## Data in this exercise
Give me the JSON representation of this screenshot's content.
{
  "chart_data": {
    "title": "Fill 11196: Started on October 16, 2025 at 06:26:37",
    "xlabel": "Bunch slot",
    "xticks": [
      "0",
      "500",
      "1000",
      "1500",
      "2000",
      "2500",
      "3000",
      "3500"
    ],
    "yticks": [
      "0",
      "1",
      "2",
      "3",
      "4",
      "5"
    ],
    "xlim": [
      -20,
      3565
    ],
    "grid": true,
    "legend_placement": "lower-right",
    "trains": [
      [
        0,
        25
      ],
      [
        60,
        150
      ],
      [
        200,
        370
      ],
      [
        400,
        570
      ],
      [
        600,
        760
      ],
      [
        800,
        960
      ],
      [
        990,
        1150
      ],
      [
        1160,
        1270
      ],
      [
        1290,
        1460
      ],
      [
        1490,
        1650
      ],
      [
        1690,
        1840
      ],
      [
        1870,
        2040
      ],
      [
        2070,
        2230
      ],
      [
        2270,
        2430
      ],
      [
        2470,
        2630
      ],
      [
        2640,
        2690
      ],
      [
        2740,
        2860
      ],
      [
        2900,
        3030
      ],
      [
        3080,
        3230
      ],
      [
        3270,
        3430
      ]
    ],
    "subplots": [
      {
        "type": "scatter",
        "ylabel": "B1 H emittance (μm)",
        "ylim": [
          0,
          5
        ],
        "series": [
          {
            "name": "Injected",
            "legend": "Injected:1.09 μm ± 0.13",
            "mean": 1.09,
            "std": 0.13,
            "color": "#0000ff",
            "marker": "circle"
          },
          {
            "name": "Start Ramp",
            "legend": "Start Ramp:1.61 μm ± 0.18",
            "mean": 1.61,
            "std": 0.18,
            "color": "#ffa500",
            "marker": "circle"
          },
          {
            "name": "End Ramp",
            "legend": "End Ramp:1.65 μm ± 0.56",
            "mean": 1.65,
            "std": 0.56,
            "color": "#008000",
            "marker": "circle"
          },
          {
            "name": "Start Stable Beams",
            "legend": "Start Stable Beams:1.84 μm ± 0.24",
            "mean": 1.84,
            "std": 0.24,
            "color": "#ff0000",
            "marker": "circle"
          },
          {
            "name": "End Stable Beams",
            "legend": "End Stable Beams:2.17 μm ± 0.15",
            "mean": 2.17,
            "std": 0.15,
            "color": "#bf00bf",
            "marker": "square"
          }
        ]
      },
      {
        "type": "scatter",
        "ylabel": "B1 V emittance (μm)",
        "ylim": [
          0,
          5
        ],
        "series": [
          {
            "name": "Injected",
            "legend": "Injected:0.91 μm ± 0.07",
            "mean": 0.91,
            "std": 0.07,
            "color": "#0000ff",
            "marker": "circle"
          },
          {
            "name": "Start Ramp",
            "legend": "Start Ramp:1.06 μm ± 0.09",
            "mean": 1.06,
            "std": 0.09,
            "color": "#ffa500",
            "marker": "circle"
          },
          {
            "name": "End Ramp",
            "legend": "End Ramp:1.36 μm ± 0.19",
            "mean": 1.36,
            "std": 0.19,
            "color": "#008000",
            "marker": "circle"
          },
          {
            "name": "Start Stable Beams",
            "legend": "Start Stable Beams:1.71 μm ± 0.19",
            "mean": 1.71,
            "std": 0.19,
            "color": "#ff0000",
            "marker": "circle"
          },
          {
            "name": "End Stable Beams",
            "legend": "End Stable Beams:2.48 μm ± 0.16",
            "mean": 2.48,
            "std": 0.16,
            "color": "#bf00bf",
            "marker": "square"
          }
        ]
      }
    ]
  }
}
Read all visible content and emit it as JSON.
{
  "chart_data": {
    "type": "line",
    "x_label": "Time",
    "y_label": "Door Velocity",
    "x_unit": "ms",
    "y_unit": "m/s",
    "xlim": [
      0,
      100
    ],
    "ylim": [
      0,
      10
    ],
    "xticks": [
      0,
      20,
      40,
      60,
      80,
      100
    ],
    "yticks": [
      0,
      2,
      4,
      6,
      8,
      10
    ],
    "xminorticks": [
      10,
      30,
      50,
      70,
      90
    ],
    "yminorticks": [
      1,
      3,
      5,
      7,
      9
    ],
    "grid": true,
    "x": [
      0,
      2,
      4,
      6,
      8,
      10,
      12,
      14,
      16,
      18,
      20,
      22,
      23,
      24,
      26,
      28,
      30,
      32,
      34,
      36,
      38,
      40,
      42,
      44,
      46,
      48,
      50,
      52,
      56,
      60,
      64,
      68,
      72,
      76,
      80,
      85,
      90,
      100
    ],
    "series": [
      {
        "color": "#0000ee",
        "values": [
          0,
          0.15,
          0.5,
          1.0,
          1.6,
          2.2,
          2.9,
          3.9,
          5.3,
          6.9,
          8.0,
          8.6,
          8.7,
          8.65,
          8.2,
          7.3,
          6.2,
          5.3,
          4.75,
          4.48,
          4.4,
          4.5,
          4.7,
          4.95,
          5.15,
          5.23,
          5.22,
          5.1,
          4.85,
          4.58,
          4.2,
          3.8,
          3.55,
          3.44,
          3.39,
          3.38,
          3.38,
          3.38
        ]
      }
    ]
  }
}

## Problem requirements
Here, the records must be output exactly and in full.

## Answer for the task
Give me the JSON representation of this screenshot's content.
{
  "chart_data": {
    "title": "Fill 11196: Started on October 16, 2025 at 06:26:37",
    "xlabel": "Bunch slot",
    "xticks": [
      "0",
      "500",
      "1000",
      "1500",
      "2000",
      "2500",
      "3000",
      "3500"
    ],
    "yticks": [
      "0",
      "1",
      "2",
      "3",
      "4",
      "5"
    ],
    "xlim": [
      -20,
      3565
    ],
    "grid": true,
    "legend_placement": "lower-right",
    "trains": [
      [
        0,
        25
      ],
      [
        60,
        150
      ],
      [
        200,
        370
      ],
      [
        400,
        570
      ],
      [
        600,
        760
      ],
      [
        800,
        960
      ],
      [
        990,
        1150
      ],
      [
        1160,
        1270
      ],
      [
        1290,
        1460
      ],
      [
        1490,
        1650
      ],
      [
        1690,
        1840
      ],
      [
        1870,
        2040
      ],
      [
        2070,
        2230
      ],
      [
        2270,
        2430
      ],
      [
        2470,
        2630
      ],
      [
        2640,
        2690
      ],
      [
        2740,
        2860
      ],
      [
        2900,
        3030
      ],
      [
        3080,
        3230
      ],
      [
        3270,
        3430
      ]
    ],
    "subplots": [
      {
        "type": "scatter",
        "ylabel": "B1 H emittance (μm)",
        "ylim": [
          0,
          5
        ],
        "series": [
          {
            "name": "Injected",
            "legend": "Injected:1.09 μm ± 0.13",
            "mean": 1.09,
            "std": 0.13,
            "color": "#0000ff",
            "marker": "circle"
          },
          {
            "name": "Start Ramp",
            "legend": "Start Ramp:1.61 μm ± 0.18",
            "mean": 1.61,
            "std": 0.18,
            "color": "#ffa500",
            "marker": "circle"
          },
          {
            "name": "End Ramp",
            "legend": "End Ramp:1.65 μm ± 0.56",
            "mean": 1.65,
            "std": 0.56,
            "color": "#008000",
            "marker": "circle"
          },
          {
            "name": "Start Stable Beams",
            "legend": "Start Stable Beams:1.84 μm ± 0.24",
            "mean": 1.84,
            "std": 0.24,
            "color": "#ff0000",
            "marker": "circle"
          },
          {
            "name": "End Stable Beams",
            "legend": "End Stable Beams:2.17 μm ± 0.15",
            "mean": 2.17,
            "std": 0.15,
            "color": "#bf00bf",
            "marker": "square"
          }
        ]
      },
      {
        "type": "scatter",
        "ylabel": "B1 V emittance (μm)",
        "ylim": [
          0,
          5
        ],
        "series": [
          {
            "name": "Injected",
            "legend": "Injected:0.91 μm ± 0.07",
            "mean": 0.91,
            "std": 0.07,
            "color": "#0000ff",
            "marker": "circle"
          },
          {
            "name": "Start Ramp",
            "legend": "Start Ramp:1.06 μm ± 0.09",
            "mean": 1.06,
            "std": 0.09,
            "color": "#ffa500",
            "marker": "circle"
          },
          {
            "name": "End Ramp",
            "legend": "End Ramp:1.36 μm ± 0.19",
            "mean": 1.36,
            "std": 0.19,
            "color": "#008000",
            "marker": "circle"
          },
          {
            "name": "Start Stable Beams",
            "legend": "Start Stable Beams:1.71 μm ± 0.19",
            "mean": 1.71,
            "std": 0.19,
            "color": "#ff0000",
            "marker": "circle"
          },
          {
            "name": "End Stable Beams",
            "legend": "End Stable Beams:2.48 μm ± 0.16",
            "mean": 2.48,
            "std": 0.16,
            "color": "#bf00bf",
            "marker": "square"
          }
        ]
      }
    ]
  }
}
Read all visible content and emit it as JSON.
{
  "chart_data": {
    "type": "line",
    "x_label": "Time",
    "y_label": "Door Velocity",
    "x_unit": "ms",
    "y_unit": "m/s",
    "xlim": [
      0,
      100
    ],
    "ylim": [
      0,
      10
    ],
    "xticks": [
      0,
      20,
      40,
      60,
      80,
      100
    ],
    "yticks": [
      0,
      2,
      4,
      6,
      8,
      10
    ],
    "xminorticks": [
      10,
      30,
      50,
      70,
      90
    ],
    "yminorticks": [
      1,
      3,
      5,
      7,
      9
    ],
    "grid": true,
    "x": [
      0,
      2,
      4,
      6,
      8,
      10,
      12,
      14,
      16,
      18,
      20,
      22,
      23,
      24,
      26,
      28,
      30,
      32,
      34,
      36,
      38,
      40,
      42,
      44,
      46,
      48,
      50,
      52,
      56,
      60,
      64,
      68,
      72,
      76,
      80,
      85,
      90,
      100
    ],
    "series": [
      {
        "color": "#0000ee",
        "values": [
          0,
          0.15,
          0.5,
          1.0,
          1.6,
          2.2,
          2.9,
          3.9,
          5.3,
          6.9,
          8.0,
          8.6,
          8.7,
          8.65,
          8.2,
          7.3,
          6.2,
          5.3,
          4.75,
          4.48,
          4.4,
          4.5,
          4.7,
          4.95,
          5.15,
          5.23,
          5.22,
          5.1,
          4.85,
          4.58,
          4.2,
          3.8,
          3.55,
          3.44,
          3.39,
          3.38,
          3.38,
          3.38
        ]
      }
    ]
  }
}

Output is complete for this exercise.